Task description.
Render the part of the listing that opens with the line containing "- Text: 14: 14: [208, 418, 221, 429]" and closes with the line containing "- Circle shape: [158, 295, 168, 308]" as a JSON list of strings, one string per line, with blank lines left out. Include both end lines and nothing outside that span.
## start
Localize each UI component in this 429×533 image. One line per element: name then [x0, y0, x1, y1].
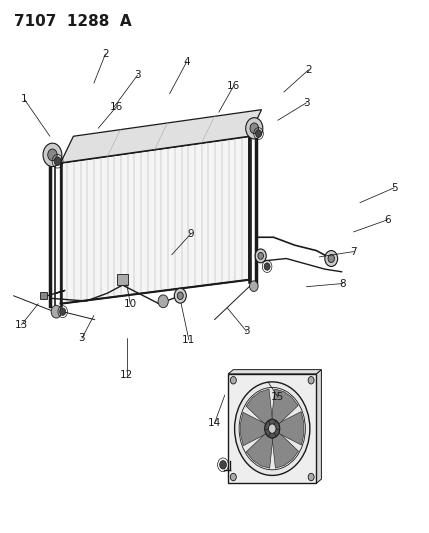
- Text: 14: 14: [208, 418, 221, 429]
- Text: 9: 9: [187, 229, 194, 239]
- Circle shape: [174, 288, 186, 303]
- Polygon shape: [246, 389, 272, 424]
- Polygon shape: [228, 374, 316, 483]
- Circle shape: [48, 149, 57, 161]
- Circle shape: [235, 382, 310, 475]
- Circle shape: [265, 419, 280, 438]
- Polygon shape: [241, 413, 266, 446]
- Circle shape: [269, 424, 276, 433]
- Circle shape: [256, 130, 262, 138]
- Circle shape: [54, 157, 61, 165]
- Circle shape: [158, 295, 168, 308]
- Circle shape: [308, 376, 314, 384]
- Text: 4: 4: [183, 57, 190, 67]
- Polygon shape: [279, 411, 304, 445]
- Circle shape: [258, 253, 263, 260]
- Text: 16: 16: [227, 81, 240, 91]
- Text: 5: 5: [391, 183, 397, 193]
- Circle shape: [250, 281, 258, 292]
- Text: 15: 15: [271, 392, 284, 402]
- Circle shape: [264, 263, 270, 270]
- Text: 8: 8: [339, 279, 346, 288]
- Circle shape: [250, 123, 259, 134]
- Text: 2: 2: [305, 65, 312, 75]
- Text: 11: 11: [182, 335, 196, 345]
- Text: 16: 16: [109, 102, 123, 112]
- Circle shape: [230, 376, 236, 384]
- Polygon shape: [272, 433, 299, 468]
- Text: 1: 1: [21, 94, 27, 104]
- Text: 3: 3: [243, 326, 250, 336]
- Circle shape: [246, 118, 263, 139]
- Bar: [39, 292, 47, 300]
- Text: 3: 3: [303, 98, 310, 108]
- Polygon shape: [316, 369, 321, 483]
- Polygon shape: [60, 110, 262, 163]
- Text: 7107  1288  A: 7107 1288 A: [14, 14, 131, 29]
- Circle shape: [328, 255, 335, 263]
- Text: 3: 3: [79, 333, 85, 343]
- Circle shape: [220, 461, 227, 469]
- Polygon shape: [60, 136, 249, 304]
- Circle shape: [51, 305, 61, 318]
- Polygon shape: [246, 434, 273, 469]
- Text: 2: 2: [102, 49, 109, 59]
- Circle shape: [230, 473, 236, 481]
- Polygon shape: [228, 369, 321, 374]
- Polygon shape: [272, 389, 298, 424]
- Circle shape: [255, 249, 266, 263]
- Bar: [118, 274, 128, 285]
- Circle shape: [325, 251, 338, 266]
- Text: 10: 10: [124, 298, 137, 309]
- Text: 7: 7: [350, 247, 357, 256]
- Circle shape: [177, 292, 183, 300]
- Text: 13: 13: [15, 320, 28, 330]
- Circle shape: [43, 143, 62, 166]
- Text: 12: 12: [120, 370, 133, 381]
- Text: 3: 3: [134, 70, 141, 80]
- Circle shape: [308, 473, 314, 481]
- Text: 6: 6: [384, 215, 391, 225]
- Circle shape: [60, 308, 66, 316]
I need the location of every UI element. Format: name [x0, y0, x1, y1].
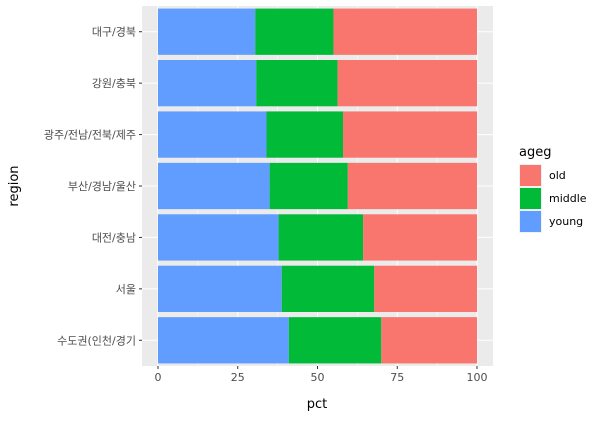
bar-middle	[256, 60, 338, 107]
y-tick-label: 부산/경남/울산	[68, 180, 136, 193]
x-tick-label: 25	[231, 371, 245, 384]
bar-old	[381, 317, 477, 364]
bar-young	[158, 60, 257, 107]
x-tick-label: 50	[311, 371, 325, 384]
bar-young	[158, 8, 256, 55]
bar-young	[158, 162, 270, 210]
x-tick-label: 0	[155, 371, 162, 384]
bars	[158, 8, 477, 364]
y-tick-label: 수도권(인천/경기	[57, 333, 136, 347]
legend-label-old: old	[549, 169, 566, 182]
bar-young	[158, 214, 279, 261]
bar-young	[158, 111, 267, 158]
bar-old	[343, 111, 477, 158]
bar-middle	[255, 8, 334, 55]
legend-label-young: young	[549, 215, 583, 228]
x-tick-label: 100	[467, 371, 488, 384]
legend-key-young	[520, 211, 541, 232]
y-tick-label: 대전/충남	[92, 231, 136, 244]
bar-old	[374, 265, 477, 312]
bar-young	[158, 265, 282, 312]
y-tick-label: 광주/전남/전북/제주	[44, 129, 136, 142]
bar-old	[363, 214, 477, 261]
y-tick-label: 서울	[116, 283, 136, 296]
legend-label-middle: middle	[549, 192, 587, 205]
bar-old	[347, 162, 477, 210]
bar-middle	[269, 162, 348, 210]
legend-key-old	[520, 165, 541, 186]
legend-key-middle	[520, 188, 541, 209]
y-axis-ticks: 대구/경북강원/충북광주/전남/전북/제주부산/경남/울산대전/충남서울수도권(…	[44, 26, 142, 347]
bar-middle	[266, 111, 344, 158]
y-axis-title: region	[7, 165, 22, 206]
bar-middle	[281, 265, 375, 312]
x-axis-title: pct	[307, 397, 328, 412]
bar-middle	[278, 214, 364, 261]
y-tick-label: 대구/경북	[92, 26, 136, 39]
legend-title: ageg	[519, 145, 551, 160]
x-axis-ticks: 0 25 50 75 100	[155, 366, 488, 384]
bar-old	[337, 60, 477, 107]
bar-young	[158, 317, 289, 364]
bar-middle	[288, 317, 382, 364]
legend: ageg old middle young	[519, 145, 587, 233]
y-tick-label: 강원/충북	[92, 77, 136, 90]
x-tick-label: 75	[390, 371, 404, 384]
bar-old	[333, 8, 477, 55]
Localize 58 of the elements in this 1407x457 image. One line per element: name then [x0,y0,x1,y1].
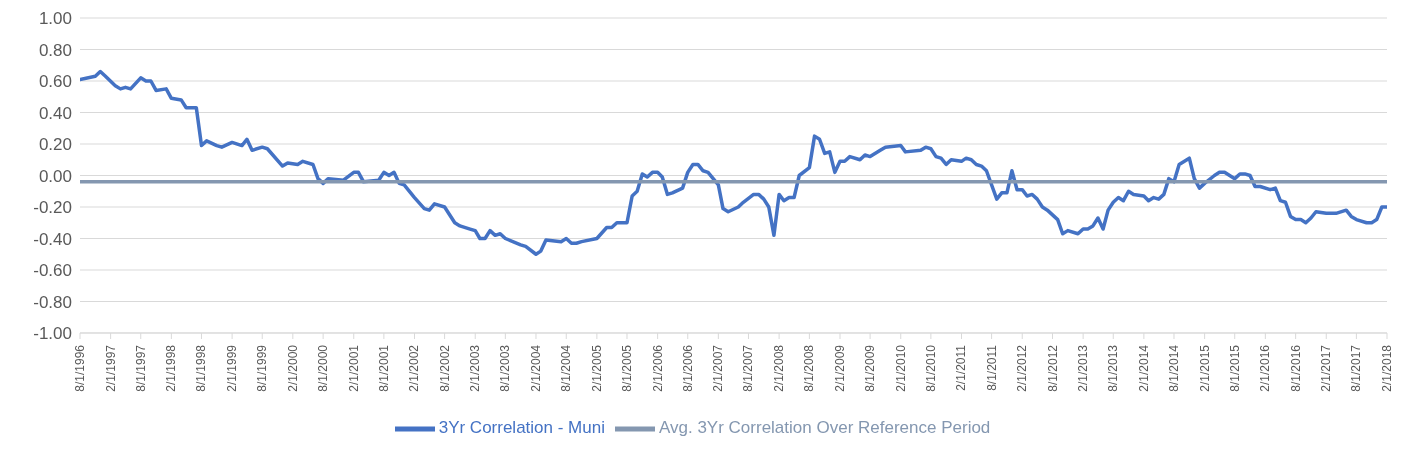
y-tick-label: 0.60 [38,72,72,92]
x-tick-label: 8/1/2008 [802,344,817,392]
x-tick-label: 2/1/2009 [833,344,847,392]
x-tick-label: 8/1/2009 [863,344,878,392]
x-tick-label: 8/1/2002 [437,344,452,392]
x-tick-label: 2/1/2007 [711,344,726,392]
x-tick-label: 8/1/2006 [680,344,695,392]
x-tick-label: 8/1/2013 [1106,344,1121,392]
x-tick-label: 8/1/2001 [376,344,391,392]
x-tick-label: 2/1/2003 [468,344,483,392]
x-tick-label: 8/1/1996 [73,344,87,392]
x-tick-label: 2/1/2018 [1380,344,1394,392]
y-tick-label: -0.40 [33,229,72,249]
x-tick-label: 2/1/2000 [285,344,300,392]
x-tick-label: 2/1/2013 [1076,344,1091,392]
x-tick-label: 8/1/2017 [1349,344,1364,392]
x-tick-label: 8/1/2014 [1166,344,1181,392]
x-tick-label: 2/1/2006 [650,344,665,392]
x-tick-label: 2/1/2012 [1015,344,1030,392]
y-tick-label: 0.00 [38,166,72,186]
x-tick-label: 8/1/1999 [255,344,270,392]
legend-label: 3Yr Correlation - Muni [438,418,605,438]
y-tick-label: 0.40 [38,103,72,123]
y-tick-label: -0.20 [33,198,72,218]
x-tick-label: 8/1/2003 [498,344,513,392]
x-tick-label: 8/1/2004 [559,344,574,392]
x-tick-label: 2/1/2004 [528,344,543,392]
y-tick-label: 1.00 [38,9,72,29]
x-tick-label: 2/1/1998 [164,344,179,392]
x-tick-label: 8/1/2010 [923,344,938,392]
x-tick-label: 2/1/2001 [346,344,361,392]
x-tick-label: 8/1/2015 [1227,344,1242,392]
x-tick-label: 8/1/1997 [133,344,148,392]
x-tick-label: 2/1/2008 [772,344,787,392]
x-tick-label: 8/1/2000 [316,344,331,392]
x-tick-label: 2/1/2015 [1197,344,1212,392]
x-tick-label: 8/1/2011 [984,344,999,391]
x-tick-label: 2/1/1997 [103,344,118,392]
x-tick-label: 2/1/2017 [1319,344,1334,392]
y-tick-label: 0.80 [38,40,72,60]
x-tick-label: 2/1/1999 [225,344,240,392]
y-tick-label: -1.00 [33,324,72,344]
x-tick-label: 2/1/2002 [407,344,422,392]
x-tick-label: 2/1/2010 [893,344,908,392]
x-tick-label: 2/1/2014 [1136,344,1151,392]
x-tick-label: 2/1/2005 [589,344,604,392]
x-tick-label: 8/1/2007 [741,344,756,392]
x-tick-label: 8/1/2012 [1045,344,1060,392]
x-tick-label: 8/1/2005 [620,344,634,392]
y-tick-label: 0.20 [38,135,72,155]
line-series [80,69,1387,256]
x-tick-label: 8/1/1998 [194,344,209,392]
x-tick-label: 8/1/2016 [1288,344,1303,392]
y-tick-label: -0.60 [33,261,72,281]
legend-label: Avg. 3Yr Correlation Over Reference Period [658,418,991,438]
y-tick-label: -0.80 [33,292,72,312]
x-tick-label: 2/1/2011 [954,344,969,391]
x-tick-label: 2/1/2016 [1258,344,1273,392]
## end
Finished exercise.
[
  "- Text: 14: 14: [208, 418, 221, 429]",
  "- Text: 9: 9: [187, 229, 194, 239]",
  "- Circle shape: [174, 288, 186, 303]",
  "- Polygon shape: [246, 389, 272, 424]",
  "- Polygon shape: [228, 374, 316, 483]",
  "- Circle shape: [48, 149, 57, 161]",
  "- Circle shape: [235, 382, 310, 475]",
  "- Circle shape: [265, 419, 280, 438]",
  "- Polygon shape: [241, 413, 266, 446]",
  "- Circle shape: [269, 424, 276, 433]",
  "- Circle shape: [256, 130, 262, 138]",
  "- Circle shape: [54, 157, 61, 165]",
  "- Circle shape: [158, 295, 168, 308]"
]